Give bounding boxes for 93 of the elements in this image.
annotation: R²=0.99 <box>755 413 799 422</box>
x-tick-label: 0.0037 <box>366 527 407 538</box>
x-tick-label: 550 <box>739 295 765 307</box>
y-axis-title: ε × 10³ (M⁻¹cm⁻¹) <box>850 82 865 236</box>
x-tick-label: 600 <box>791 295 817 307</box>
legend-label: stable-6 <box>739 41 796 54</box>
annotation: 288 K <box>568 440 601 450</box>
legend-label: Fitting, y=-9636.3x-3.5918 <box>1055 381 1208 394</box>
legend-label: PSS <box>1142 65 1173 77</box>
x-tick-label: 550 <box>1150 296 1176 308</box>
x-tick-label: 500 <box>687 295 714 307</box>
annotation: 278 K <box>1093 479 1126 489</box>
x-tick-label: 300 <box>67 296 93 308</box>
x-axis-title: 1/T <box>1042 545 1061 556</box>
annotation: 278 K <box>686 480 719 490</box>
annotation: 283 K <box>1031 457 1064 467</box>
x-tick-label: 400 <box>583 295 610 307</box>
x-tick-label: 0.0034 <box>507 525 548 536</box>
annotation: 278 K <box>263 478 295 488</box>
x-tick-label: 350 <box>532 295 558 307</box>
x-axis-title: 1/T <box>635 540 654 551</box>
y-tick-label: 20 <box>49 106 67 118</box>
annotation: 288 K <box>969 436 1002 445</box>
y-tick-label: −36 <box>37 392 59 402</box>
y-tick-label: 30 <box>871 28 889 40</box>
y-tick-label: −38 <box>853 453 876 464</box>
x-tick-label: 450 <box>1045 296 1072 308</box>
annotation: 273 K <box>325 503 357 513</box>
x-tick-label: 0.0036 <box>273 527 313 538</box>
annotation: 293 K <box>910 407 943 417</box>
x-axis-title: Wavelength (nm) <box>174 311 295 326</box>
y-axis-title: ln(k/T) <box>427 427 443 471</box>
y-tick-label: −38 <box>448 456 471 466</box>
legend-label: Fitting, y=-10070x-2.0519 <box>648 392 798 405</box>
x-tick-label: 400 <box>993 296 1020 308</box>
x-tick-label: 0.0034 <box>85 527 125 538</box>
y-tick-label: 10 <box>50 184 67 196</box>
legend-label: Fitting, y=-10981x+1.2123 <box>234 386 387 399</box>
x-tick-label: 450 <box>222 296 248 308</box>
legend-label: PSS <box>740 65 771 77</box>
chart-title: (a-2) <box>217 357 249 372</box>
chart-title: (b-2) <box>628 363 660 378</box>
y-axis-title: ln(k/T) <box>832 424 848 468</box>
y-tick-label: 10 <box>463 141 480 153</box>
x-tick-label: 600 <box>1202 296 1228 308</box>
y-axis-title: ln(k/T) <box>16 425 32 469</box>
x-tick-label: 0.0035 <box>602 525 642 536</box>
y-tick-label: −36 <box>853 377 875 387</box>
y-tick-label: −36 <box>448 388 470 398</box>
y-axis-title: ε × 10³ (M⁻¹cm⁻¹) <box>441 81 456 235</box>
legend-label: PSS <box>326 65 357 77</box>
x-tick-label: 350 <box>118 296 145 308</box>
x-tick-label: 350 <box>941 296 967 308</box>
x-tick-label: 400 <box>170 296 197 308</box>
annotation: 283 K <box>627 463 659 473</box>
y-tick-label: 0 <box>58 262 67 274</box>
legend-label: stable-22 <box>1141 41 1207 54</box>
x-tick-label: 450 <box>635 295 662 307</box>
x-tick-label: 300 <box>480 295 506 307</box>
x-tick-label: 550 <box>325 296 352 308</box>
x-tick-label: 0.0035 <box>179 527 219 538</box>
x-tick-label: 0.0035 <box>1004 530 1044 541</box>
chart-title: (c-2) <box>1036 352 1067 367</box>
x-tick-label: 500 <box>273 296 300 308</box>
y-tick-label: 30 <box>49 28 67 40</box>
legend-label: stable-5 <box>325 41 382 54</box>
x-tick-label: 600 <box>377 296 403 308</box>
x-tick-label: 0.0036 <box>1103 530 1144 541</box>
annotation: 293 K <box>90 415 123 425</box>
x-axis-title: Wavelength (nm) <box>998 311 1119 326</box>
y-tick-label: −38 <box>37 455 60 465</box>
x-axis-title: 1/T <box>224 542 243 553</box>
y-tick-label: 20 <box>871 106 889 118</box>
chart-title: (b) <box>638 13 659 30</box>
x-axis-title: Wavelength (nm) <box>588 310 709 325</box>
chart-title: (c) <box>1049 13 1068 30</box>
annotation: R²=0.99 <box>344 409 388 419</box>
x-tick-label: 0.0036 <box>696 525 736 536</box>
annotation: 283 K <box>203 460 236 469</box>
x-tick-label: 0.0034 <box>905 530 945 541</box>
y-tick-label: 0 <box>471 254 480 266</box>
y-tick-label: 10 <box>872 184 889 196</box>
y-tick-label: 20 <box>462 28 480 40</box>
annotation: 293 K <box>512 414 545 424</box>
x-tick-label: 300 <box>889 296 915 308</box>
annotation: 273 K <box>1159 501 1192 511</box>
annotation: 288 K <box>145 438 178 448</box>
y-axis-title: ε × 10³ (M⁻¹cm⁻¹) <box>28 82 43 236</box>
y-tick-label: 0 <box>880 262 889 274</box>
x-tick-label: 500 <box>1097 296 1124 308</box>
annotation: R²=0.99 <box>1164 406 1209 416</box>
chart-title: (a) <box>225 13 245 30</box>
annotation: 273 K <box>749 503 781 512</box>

════════

▸ **TASK STATEMENT**:
Render everything from the start of the material down to the line containing "x-tick-label: 600 <box>791 295 817 307</box>" as a numbered list, leaving out blank lines.

▸ **OUTPUT FOR THIS EXERCISE**:
1. Give bounding boxes for 93 of the elements in this image.
2. annotation: R²=0.99 <box>755 413 799 422</box>
3. x-tick-label: 0.0037 <box>366 527 407 538</box>
4. x-tick-label: 550 <box>739 295 765 307</box>
5. y-axis-title: ε × 10³ (M⁻¹cm⁻¹) <box>850 82 865 236</box>
6. x-tick-label: 600 <box>791 295 817 307</box>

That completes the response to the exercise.